THE EXERCISE: For each line below that contains the string "screenshot", copy that line.

Records from a collection of figures
____

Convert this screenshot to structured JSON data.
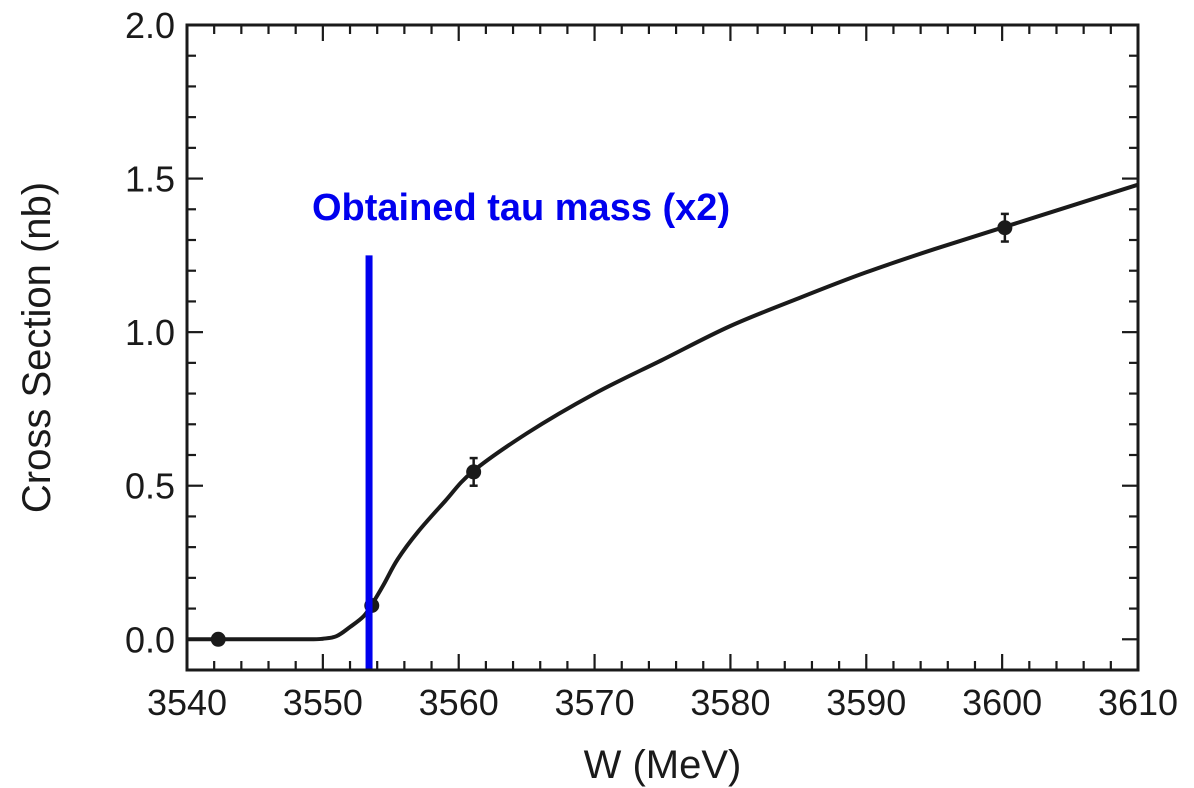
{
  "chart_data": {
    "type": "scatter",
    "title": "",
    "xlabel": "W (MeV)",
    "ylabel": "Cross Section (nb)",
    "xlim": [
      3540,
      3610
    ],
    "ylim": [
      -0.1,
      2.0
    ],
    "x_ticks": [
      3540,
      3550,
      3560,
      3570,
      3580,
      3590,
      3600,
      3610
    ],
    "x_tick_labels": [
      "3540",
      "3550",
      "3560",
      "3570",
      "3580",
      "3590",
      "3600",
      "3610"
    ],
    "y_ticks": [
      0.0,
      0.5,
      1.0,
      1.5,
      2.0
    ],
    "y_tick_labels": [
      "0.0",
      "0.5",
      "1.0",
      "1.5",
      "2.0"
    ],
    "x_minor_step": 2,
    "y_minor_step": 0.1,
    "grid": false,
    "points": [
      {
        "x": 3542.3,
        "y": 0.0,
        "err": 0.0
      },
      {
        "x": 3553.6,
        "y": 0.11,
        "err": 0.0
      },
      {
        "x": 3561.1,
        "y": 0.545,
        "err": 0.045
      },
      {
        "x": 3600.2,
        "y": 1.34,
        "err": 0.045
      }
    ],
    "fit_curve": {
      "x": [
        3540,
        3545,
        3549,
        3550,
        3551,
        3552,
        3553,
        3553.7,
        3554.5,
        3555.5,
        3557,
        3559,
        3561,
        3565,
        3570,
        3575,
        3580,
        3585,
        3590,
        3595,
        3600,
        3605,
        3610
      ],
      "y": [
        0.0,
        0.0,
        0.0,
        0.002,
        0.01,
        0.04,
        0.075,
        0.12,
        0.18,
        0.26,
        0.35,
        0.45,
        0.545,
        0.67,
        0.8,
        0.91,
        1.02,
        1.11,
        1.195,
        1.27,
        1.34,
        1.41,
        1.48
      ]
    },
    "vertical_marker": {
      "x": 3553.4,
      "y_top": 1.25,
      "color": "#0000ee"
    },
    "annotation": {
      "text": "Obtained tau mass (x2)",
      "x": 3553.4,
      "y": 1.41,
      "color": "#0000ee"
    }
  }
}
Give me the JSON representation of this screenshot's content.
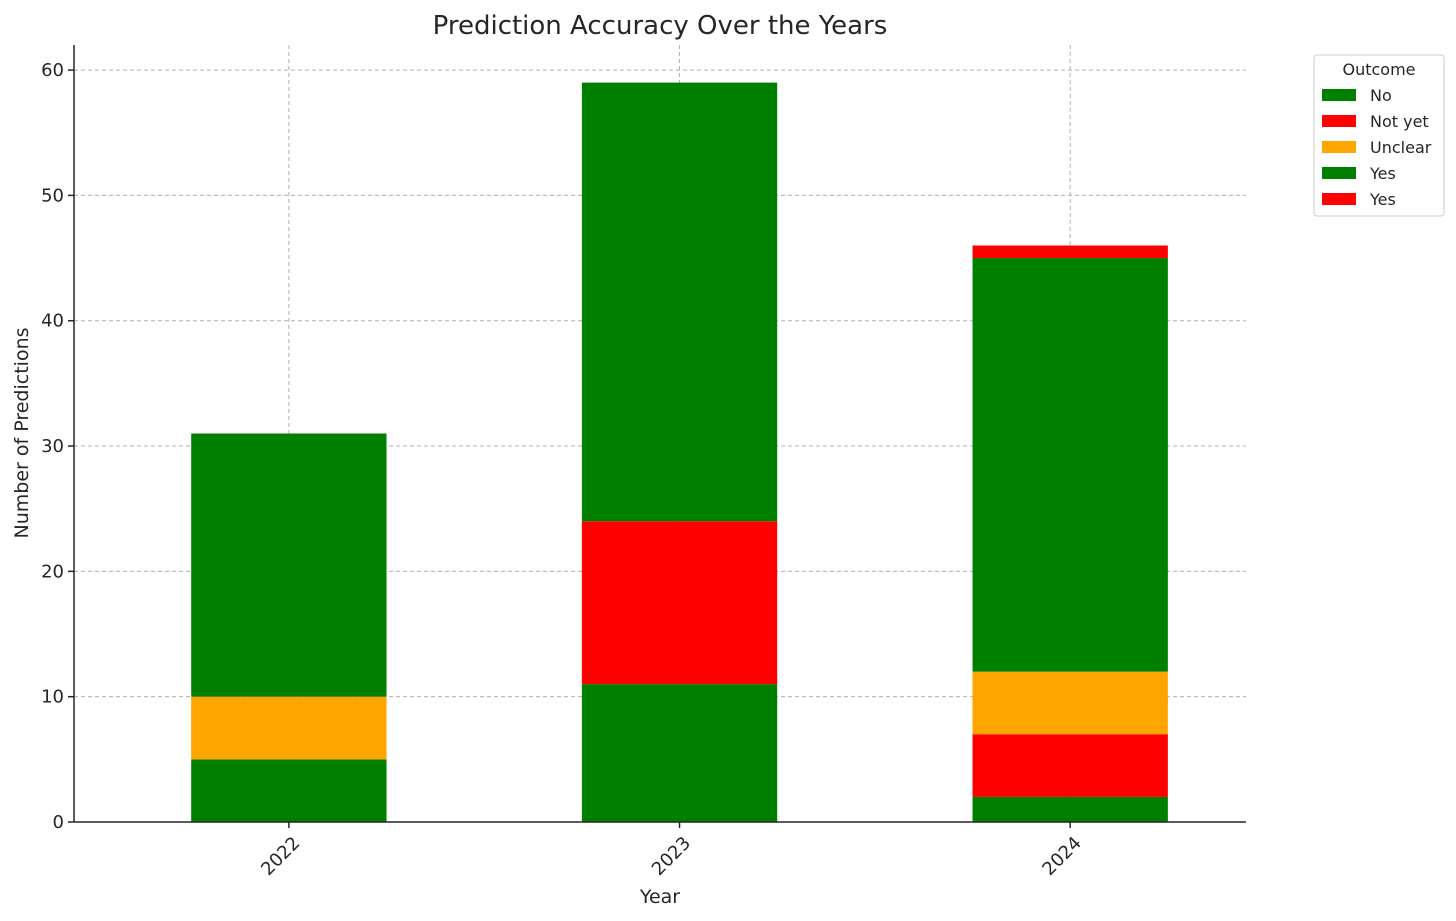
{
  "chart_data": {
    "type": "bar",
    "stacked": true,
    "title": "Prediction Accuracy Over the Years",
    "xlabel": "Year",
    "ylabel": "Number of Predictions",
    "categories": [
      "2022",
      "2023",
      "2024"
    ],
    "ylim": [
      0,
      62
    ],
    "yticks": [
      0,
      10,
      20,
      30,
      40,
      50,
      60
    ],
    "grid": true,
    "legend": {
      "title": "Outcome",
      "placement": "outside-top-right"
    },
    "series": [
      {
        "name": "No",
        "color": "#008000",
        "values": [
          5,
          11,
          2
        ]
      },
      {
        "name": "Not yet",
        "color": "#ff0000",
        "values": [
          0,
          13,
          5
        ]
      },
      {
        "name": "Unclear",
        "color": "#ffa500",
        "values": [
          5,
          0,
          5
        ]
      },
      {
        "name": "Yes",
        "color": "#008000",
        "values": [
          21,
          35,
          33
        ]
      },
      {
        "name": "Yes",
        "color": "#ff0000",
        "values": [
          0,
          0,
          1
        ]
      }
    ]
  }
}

____

WRITTEN SOLUTION:
Convert this screenshot to structured JSON data.
Give me the JSON representation of this screenshot's content.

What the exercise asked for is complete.